Data records
>> begin
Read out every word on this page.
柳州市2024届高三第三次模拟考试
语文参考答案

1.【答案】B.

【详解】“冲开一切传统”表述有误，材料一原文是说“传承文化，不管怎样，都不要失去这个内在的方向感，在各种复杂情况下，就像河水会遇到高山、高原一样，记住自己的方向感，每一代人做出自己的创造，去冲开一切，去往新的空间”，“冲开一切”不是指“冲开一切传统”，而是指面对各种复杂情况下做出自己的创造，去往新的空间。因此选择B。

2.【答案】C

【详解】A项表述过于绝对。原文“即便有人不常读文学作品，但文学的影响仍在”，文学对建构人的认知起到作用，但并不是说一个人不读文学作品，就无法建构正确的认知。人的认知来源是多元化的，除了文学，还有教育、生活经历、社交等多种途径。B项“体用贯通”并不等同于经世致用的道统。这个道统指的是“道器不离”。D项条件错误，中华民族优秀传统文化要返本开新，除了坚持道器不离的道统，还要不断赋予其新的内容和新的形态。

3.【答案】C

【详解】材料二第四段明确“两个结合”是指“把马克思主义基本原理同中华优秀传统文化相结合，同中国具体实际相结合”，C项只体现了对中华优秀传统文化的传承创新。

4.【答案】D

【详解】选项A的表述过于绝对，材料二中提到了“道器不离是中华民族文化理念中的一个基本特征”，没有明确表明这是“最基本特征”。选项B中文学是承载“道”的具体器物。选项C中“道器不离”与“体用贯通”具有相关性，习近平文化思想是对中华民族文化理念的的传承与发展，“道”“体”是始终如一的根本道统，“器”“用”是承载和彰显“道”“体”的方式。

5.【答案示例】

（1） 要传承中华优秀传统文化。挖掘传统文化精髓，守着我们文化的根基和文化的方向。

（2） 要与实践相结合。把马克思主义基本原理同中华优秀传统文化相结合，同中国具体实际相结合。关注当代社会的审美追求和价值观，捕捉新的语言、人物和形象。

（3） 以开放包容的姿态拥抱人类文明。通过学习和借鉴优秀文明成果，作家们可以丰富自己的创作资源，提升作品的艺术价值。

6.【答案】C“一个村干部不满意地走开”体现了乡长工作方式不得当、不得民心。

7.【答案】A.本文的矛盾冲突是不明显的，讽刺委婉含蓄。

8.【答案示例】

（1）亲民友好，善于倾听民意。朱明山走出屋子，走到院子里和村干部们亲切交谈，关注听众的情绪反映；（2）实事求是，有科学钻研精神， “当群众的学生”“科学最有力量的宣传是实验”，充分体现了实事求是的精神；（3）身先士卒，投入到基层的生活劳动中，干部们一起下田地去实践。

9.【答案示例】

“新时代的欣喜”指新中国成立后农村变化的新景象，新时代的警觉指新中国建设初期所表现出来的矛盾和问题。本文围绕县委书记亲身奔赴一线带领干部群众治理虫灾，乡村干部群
>> end
>> begin
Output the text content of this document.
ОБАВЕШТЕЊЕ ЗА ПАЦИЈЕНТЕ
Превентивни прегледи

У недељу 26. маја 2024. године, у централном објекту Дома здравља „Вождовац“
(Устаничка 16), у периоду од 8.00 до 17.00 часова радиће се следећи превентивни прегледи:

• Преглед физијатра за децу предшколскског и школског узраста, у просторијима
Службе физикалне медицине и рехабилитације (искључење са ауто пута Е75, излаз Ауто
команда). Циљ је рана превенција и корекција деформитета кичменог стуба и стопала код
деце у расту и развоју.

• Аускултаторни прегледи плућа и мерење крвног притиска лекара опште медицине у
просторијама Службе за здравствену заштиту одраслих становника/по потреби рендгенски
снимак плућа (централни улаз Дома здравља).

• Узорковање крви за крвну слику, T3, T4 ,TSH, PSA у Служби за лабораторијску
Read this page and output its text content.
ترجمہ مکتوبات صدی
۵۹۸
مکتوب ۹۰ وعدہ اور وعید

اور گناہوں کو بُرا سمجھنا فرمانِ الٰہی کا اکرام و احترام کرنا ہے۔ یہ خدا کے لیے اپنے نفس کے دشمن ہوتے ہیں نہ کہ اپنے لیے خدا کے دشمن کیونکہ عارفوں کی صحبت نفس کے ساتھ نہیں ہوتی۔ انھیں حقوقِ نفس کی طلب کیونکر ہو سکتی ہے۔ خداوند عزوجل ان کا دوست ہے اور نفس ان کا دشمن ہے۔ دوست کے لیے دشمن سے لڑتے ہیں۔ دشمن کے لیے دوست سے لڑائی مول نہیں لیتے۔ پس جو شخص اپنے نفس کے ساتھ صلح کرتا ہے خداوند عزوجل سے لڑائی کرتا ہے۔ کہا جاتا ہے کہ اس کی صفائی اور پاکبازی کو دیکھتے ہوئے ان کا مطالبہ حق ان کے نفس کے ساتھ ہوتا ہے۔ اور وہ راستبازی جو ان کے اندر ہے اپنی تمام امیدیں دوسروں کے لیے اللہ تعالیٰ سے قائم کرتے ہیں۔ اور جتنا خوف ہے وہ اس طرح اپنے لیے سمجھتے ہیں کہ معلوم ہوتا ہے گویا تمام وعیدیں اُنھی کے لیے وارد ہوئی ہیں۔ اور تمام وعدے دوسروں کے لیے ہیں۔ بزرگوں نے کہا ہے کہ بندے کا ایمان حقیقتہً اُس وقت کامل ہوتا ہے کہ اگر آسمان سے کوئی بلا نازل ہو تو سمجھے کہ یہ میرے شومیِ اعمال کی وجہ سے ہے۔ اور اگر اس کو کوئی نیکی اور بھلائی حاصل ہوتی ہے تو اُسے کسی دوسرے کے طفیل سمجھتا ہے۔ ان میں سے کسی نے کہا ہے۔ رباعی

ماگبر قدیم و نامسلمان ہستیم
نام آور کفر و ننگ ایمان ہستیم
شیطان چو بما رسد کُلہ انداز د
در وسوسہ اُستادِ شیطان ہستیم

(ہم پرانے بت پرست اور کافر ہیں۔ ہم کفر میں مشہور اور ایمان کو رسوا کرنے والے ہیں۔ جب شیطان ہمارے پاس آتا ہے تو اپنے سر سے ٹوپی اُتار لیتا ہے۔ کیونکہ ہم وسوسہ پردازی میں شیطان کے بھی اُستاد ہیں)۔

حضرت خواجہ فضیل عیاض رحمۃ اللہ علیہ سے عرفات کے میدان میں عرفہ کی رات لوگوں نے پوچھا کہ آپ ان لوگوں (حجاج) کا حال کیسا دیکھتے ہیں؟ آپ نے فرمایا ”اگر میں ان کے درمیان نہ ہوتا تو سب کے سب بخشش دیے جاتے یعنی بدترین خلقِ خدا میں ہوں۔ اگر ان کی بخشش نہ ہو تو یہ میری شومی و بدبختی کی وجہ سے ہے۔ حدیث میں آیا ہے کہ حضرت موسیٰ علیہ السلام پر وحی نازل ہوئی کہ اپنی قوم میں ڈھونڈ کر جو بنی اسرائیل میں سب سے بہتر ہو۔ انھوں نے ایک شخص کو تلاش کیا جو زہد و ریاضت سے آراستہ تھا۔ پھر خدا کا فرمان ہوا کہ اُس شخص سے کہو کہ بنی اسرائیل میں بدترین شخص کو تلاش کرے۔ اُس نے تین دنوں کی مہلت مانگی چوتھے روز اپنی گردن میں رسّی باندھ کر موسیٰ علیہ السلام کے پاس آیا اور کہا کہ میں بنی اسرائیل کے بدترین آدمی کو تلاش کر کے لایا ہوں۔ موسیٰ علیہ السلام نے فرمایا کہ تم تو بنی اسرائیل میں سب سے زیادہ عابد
>> end
Return only those lines of the records that contain the string "Read".

Final result:
Read out every word on this page.
Read this page and output its text content.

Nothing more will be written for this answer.